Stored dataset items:
☆ ☆ ☆ ☆

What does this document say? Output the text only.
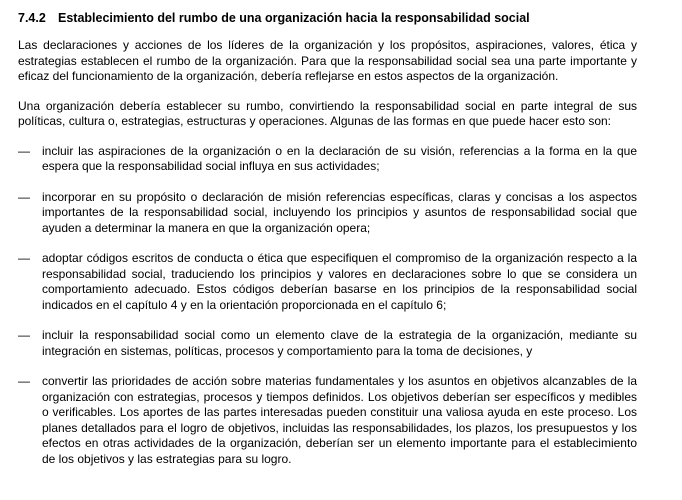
7.4.2 Establecimiento del rumbo de una organización hacia la responsabilidad social

Las declaraciones y acciones de los líderes de la organización y los propósitos, aspiraciones, valores, ética y estrategias establecen el rumbo de la organización. Para que la responsabilidad social sea una parte importante y eficaz del funcionamiento de la organización, debería reflejarse en estos aspectos de la organización.

Una organización debería establecer su rumbo, convirtiendo la responsabilidad social en parte integral de sus políticas, cultura o, estrategias, estructuras y operaciones. Algunas de las formas en que puede hacer esto son:

— incluir las aspiraciones de la organización o en la declaración de su visión, referencias a la forma en la que espera que la responsabilidad social influya en sus actividades;
— incorporar en su propósito o declaración de misión referencias específicas, claras y concisas a los aspectos importantes de la responsabilidad social, incluyendo los principios y asuntos de responsabilidad social que ayuden a determinar la manera en que la organización opera;
— adoptar códigos escritos de conducta o ética que especifiquen el compromiso de la organización respecto a la responsabilidad social, traduciendo los principios y valores en declaraciones sobre lo que se considera un comportamiento adecuado. Estos códigos deberían basarse en los principios de la responsabilidad social indicados en el capítulo 4 y en la orientación proporcionada en el capítulo 6;
— incluir la responsabilidad social como un elemento clave de la estrategia de la organización, mediante su integración en sistemas, políticas, procesos y comportamiento para la toma de decisiones, y
— convertir las prioridades de acción sobre materias fundamentales y los asuntos en objetivos alcanzables de la organización con estrategias, procesos y tiempos definidos. Los objetivos deberían ser específicos y medibles o verificables. Los aportes de las partes interesadas pueden constituir una valiosa ayuda en este proceso. Los planes detallados para el logro de objetivos, incluidas las responsabilidades, los plazos, los presupuestos y los efectos en otras actividades de la organización, deberían ser un elemento importante para el establecimiento de los objetivos y las estrategias para su logro.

☆ ☆ ☆ ☆

- [Written instruction] Write the material out again exactly as it appears, dropping the pictures.

- [Response]
What does this document say? Output the text only.
7.4.2 Establecimiento del rumbo de una organización hacia la responsabilidad social

Las declaraciones y acciones de los líderes de la organización y los propósitos, aspiraciones, valores, ética y estrategias establecen el rumbo de la organización. Para que la responsabilidad social sea una parte importante y eficaz del funcionamiento de la organización, debería reflejarse en estos aspectos de la organización.

Una organización debería establecer su rumbo, convirtiendo la responsabilidad social en parte integral de sus políticas, cultura o, estrategias, estructuras y operaciones. Algunas de las formas en que puede hacer esto son:

— incluir las aspiraciones de la organización o en la declaración de su visión, referencias a la forma en la que espera que la responsabilidad social influya en sus actividades;
— incorporar en su propósito o declaración de misión referencias específicas, claras y concisas a los aspectos importantes de la responsabilidad social, incluyendo los principios y asuntos de responsabilidad social que ayuden a determinar la manera en que la organización opera;
— adoptar códigos escritos de conducta o ética que especifiquen el compromiso de la organización respecto a la responsabilidad social, traduciendo los principios y valores en declaraciones sobre lo que se considera un comportamiento adecuado. Estos códigos deberían basarse en los principios de la responsabilidad social indicados en el capítulo 4 y en la orientación proporcionada en el capítulo 6;
— incluir la responsabilidad social como un elemento clave de la estrategia de la organización, mediante su integración en sistemas, políticas, procesos y comportamiento para la toma de decisiones, y
— convertir las prioridades de acción sobre materias fundamentales y los asuntos en objetivos alcanzables de la organización con estrategias, procesos y tiempos definidos. Los objetivos deberían ser específicos y medibles o verificables. Los aportes de las partes interesadas pueden constituir una valiosa ayuda en este proceso. Los planes detallados para el logro de objetivos, incluidas las responsabilidades, los plazos, los presupuestos y los efectos en otras actividades de la organización, deberían ser un elemento importante para el establecimiento de los objetivos y las estrategias para su logro.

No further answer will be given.